Verilen Görev A.
Cezaevleri üzerine olan metne göre aşağıdaki soruları yanıtlayınız:
(i) 2020 verilerine göre kaç cezaevinde yaklaşık kaç mahpus bulunmaktadır?
(ii) Uçak biletlerinin KDV oranı yüzde kaçtan yüzde kaça indirilmiştir?
(iii) Devlet, her tutuklu ve hükümlünün hangi hakkından sorumludur?
Verilen Görev B. Cezaevleri üzerine olan metinde "Şimdi koronavirüs salgınıyla" ifadesinden "ciddi bir durumdur." ifadesine kadar uzanan bölümü, iki ifade de dâhil olmak üzere hiçbir değişiklik yapmadan döndürünüz.

Koronavirüs salgını karşısında uçak biletlerinin KDV’sini yüzde 18’den yüzde 1’e indiren, tatil yerlerindeki konaklama vergisini erteleyen de bu iktidardır, çünkü fırsatçıdır. Attığı adımlar toplum sağlığı ve halk sağlığı ve toplumun çoğunluğunun yararı yönünde değildir. Nasıl olur da, iktidar olarak kendi yandaşlarıma yeni bir avantaj sağlarım? Nasıl olur da iktidar olarak kendi durumumu biraz daha sürdürebilirim, iktidarın bekasını sağlayabilirim? Anlayışları budur. İşte bu tartışma da bunu ortaya koymuştur.
Şimdi mücbir sebeple İnfaz Yasası’nda değişiklik yapılmıyor; iktidar cezaevlerindeki yandaşlarına verdiği sözleri yerine getirmek için şimdiyi fırsat bilmiştir. Ağırlaştırılan maddeler de vardır.

'BAZI KOĞUŞLARDA 100 KİŞİ KALIYOR!'

Bugün 2020 verilerine göre, 355 cezaevinde yaklaşık 294 bin mahpus vardır. Türkiye tarihinde bu kadar yüksek bir sayıya ilk defa bu iktidar döneminde ulaşılmıştır. Koşullar da son derece ağırdır. Kimi koğuşlarda 40-50 kişi kalmaktadır. Bazı koğuşlarda 100 kişi kalmaktadır. Yetersiz beslenme, ısıtılmayan ve havalandırılmayan koğuşlar, gün ışığından faydalanamama, yeterli hekim ve sağlık personelinin bulunmaması, muayene ve sevk sürelerindeki uzunluk, hijyen ürünlerinin parayla satılması, temiz ve sıcak suya erişememe, düzenli ve etkin bir sağlık hizmetinden faydalanamama, kötü muamele, işkence. Cezaevlerindeki durum budur.
Şimdi koronavirüs salgınıyla karşı karşıya kalındığı zaman, onlarca kişinin bir arada kaldığı koğuşlar için büyük bir tehdit söz konusudur. Siz bir taraftan diyeceksiniz ki, evde kalın sosyal mesafe uygulayın; öte taraftan cezaevlerinde koğuşlarda 30-40 kişi kalsın. Bu gayrı ciddi bir durumdur.
Devlet her tutuklu ve hükümlünün yaşam hakkından sorumludur.
Cezaevlerinde bulunan mahpuslar bu iktidarın kölesi değildir. Cezaevlerinde bulunan mahpuslar, eğer hüküm giydilerse, cezalarını çekmekte olan ama her türlü insan hakkına sahip olan kişilerdir. Tutuklular için de aynı şey geçerlidir. Ama bu iktidar bunların hiçbirini ciddiye almamaktadır.

Gösterilen Veriler.
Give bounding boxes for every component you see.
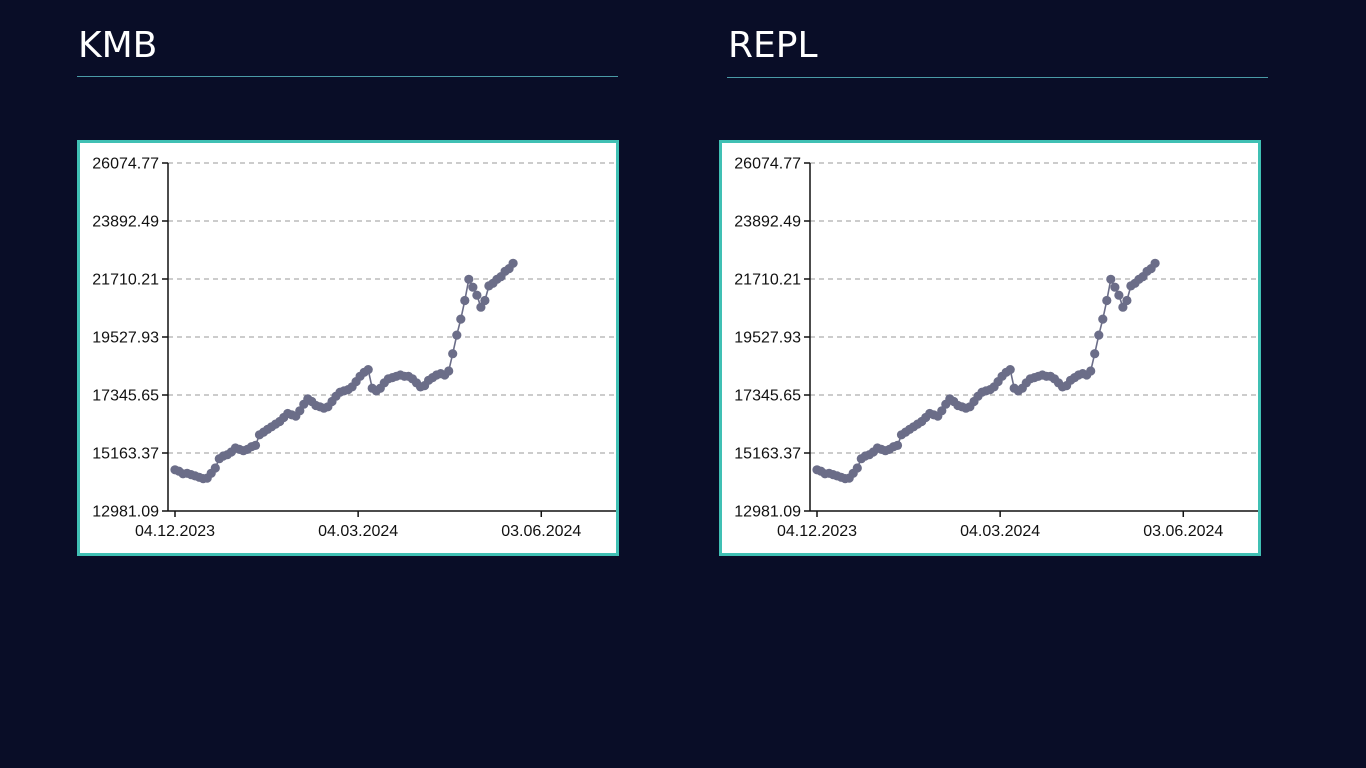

Doğru Çıktı A.
(i) 355 cezaevinde yaklaşık 294 bin mahpus bulunmaktadır.
(ii) Yüzde 18'den yüzde 1'e indirilmiştir.
(iii) Yaşam hakkından sorumludur.

Doğru Çıktı B.
Şimdi koronavirüs salgınıyla karşı karşıya kalındığı zaman, onlarca kişinin bir arada kaldığı koğuşlar için büyük bir tehdit söz konusudur. Siz bir taraftan diyeceksiniz ki, evde kalın sosyal mesafe uygulayın; öte taraftan cezaevlerinde koğuşlarda 30-40 kişi kalsın. Bu gayrı ciddi bir durumdur.